**Short problem**
Copy each line below in which the word "SNTL" occurs.

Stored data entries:

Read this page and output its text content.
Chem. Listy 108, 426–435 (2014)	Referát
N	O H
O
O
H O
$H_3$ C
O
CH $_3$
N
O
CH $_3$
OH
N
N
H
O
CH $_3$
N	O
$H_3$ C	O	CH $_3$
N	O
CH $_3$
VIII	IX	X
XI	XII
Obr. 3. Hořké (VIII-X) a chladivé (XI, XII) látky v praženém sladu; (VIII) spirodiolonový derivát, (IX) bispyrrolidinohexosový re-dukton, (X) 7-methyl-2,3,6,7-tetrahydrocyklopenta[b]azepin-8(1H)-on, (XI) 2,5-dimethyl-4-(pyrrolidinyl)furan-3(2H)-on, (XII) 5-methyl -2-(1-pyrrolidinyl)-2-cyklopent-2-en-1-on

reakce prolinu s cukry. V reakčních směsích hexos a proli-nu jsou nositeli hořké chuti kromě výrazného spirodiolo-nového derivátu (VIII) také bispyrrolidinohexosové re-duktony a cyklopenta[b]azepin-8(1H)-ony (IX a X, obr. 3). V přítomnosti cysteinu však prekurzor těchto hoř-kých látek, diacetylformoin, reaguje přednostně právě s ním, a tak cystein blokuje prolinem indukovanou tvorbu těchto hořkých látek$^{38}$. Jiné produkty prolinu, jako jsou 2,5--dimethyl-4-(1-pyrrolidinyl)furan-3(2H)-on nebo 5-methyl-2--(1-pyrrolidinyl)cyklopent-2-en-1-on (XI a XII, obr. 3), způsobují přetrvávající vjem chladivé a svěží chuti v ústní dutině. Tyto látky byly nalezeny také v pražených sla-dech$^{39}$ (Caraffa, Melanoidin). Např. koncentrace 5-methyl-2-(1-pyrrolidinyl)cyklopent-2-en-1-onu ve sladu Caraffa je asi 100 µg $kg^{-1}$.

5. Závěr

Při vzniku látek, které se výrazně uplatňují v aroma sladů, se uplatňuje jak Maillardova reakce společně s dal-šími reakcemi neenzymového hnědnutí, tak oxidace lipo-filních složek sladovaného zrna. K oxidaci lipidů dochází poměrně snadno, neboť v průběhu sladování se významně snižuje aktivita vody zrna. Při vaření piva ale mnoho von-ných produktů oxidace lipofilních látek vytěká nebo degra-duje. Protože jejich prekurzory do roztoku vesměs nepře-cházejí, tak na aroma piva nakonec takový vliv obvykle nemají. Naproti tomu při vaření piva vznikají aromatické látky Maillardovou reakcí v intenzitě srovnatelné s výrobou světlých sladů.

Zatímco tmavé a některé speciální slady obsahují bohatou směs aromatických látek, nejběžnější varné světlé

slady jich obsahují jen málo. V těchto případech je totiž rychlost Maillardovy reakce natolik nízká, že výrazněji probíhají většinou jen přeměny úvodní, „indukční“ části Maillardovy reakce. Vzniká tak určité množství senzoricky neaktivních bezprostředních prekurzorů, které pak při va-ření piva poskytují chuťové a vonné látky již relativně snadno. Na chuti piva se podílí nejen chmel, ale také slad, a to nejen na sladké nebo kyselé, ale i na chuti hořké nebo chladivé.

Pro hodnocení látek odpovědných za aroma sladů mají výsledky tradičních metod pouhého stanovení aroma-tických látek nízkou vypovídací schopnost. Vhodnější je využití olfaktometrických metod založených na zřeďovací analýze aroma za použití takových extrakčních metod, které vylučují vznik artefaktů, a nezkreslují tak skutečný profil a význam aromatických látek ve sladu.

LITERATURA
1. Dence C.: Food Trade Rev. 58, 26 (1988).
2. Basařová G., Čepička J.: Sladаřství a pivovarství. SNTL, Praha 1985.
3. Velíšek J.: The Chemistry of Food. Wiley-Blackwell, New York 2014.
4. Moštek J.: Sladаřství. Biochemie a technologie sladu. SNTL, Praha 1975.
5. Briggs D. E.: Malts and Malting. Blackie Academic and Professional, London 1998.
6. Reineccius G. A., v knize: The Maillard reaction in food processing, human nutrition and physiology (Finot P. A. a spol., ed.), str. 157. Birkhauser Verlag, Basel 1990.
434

**Exercise solution**
2. Basařová G., Čepička J.: Sladаřství a pivovarství. SNTL, Praha 1985.
4. Moštek J.: Sladаřství. Biochemie a technologie sladu. SNTL, Praha 1975.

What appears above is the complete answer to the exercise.